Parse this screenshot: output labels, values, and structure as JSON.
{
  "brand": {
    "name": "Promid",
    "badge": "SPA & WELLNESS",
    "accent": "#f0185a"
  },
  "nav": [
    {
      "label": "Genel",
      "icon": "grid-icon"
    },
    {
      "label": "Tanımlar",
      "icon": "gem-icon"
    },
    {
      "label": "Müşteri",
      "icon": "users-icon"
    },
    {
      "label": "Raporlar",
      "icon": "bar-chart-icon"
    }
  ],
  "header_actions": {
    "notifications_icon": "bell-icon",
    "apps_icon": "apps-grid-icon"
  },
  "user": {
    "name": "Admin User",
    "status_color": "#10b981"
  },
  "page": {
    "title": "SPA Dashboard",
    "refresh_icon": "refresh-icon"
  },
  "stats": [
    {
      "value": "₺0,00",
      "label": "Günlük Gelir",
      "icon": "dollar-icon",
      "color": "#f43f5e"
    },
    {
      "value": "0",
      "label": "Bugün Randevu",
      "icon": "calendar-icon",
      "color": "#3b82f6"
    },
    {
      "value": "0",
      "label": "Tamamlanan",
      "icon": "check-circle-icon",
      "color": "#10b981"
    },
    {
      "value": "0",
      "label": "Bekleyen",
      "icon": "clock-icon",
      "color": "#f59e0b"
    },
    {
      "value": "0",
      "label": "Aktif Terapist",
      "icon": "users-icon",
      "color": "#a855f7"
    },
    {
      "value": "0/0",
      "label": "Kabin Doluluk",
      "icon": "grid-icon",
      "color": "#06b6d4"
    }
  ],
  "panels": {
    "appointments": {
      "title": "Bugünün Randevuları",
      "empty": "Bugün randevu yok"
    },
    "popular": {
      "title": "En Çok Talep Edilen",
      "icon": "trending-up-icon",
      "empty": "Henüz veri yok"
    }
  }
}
· · · · ·
Extract all of the data exactly as written.

Parse this screenshot: output labels, values, and structure as JSON.
{
  "brand": {
    "name": "Promid",
    "badge": "SPA & WELLNESS",
    "accent": "#f0185a"
  },
  "nav": [
    {
      "label": "Genel",
      "icon": "grid-icon"
    },
    {
      "label": "Tanımlar",
      "icon": "gem-icon"
    },
    {
      "label": "Müşteri",
      "icon": "users-icon"
    },
    {
      "label": "Raporlar",
      "icon": "bar-chart-icon"
    }
  ],
  "header_actions": {
    "notifications_icon": "bell-icon",
    "apps_icon": "apps-grid-icon"
  },
  "user": {
    "name": "Admin User",
    "status_color": "#10b981"
  },
  "page": {
    "title": "SPA Dashboard",
    "refresh_icon": "refresh-icon"
  },
  "stats": [
    {
      "value": "₺0,00",
      "label": "Günlük Gelir",
      "icon": "dollar-icon",
      "color": "#f43f5e"
    },
    {
      "value": "0",
      "label": "Bugün Randevu",
      "icon": "calendar-icon",
      "color": "#3b82f6"
    },
    {
      "value": "0",
      "label": "Tamamlanan",
      "icon": "check-circle-icon",
      "color": "#10b981"
    },
    {
      "value": "0",
      "label": "Bekleyen",
      "icon": "clock-icon",
      "color": "#f59e0b"
    },
    {
      "value": "0",
      "label": "Aktif Terapist",
      "icon": "users-icon",
      "color": "#a855f7"
    },
    {
      "value": "0/0",
      "label": "Kabin Doluluk",
      "icon": "grid-icon",
      "color": "#06b6d4"
    }
  ],
  "panels": {
    "appointments": {
      "title": "Bugünün Randevuları",
      "empty": "Bugün randevu yok"
    },
    "popular": {
      "title": "En Çok Talep Edilen",
      "icon": "trending-up-icon",
      "empty": "Henüz veri yok"
    }
  }
}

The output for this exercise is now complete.